_Set exercise_: Gather up all lines that carry the word "TradingView".

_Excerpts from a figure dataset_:

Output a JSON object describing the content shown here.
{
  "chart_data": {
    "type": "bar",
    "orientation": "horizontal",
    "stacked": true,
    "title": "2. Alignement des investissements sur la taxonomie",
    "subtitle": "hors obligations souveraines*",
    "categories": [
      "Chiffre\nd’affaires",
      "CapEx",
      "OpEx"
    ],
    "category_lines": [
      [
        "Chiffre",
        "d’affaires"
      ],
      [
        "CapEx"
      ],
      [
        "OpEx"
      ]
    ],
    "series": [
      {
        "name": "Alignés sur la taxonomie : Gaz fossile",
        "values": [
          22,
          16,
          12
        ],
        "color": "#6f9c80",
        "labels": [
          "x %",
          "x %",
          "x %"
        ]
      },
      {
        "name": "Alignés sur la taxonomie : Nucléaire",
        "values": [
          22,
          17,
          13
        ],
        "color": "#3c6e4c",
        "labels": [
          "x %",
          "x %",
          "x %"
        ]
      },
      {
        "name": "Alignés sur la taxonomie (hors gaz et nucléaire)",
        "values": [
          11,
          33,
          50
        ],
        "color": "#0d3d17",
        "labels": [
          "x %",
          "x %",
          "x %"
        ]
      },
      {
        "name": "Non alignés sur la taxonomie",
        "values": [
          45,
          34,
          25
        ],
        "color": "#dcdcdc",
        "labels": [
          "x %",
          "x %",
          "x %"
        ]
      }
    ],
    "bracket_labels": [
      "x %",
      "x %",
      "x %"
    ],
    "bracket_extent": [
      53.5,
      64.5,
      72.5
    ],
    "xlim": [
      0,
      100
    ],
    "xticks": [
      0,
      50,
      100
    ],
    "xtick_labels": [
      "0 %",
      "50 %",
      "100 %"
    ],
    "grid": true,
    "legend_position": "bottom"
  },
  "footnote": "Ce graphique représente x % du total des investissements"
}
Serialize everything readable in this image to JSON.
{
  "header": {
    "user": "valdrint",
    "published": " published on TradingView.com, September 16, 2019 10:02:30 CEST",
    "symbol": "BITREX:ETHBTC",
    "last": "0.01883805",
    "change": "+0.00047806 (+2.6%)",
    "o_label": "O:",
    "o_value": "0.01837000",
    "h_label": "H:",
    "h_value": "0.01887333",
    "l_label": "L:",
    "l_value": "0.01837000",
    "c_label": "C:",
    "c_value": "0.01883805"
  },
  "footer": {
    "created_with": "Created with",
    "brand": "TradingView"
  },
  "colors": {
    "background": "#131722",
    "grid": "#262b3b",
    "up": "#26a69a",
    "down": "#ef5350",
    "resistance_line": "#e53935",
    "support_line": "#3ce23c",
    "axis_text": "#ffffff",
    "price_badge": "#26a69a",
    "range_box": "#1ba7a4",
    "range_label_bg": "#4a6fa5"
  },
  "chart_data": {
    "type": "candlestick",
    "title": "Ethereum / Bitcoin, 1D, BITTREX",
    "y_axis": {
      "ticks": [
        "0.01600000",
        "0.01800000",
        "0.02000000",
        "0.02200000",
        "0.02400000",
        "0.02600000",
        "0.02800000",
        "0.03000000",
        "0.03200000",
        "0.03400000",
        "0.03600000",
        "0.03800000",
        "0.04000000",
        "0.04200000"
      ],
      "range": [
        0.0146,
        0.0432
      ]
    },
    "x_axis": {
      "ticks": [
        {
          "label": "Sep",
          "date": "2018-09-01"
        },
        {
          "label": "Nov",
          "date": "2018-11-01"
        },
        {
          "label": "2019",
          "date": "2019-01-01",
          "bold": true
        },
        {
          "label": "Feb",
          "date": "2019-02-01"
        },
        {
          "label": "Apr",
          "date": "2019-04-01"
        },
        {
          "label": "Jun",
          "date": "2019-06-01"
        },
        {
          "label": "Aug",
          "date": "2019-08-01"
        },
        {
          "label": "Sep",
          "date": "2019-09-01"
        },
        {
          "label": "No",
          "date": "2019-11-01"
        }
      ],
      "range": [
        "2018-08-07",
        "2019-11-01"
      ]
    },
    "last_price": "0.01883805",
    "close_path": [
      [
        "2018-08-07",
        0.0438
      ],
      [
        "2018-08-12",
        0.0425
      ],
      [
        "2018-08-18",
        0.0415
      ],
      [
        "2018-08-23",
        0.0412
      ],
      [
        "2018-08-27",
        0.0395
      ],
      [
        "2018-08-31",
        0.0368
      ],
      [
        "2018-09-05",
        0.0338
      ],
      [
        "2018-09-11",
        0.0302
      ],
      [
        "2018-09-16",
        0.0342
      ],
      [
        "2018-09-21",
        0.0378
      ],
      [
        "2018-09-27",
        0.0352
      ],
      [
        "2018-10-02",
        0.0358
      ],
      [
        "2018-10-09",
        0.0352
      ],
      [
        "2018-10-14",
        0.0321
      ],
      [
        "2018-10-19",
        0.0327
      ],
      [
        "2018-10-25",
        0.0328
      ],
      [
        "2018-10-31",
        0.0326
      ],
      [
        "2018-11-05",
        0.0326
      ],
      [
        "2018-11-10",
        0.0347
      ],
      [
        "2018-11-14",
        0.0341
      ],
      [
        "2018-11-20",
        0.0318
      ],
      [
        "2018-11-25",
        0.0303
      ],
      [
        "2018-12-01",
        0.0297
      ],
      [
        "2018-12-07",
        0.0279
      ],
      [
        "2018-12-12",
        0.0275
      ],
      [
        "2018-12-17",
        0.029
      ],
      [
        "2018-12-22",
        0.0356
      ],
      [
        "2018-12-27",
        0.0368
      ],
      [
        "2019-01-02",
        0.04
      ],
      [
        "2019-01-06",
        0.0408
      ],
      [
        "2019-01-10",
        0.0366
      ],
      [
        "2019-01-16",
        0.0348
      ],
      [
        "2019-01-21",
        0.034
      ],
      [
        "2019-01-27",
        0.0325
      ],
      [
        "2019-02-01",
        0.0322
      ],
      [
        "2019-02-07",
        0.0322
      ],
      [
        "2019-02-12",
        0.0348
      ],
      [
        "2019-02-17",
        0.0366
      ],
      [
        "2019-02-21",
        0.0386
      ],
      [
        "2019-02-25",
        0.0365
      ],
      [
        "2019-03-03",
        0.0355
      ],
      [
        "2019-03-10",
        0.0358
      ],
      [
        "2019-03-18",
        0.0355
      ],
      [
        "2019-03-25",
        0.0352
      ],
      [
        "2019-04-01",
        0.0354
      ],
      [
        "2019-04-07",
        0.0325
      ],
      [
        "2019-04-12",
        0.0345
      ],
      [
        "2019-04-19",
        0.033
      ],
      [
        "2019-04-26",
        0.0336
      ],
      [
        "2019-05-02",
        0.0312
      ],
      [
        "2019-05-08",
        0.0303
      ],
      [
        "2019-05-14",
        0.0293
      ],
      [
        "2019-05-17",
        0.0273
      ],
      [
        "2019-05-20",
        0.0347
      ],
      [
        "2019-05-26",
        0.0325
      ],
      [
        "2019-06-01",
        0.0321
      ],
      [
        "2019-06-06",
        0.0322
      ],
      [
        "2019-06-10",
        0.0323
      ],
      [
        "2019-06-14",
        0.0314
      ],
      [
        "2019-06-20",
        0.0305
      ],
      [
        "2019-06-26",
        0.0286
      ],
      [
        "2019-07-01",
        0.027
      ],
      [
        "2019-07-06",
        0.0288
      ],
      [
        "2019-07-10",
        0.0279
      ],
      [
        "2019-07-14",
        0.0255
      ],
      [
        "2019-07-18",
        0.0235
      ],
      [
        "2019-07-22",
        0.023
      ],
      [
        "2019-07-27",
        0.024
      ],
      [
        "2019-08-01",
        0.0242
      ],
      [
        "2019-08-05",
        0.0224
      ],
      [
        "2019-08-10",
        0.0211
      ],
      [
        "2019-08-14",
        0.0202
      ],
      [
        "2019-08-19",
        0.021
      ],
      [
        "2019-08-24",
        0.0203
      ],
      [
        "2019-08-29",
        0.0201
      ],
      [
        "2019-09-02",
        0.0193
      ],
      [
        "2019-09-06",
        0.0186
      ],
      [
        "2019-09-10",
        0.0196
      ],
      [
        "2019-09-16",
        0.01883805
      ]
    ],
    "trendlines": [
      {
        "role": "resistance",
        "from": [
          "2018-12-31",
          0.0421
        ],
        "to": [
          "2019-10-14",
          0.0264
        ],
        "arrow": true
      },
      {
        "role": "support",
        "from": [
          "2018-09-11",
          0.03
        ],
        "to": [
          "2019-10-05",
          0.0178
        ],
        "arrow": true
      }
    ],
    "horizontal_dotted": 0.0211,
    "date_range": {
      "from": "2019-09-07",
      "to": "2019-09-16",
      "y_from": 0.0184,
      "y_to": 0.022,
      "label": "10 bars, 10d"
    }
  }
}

_Reply to the task_:
    "published": " published on TradingView.com, September 16, 2019 10:02:30 CEST",
    "brand": "TradingView"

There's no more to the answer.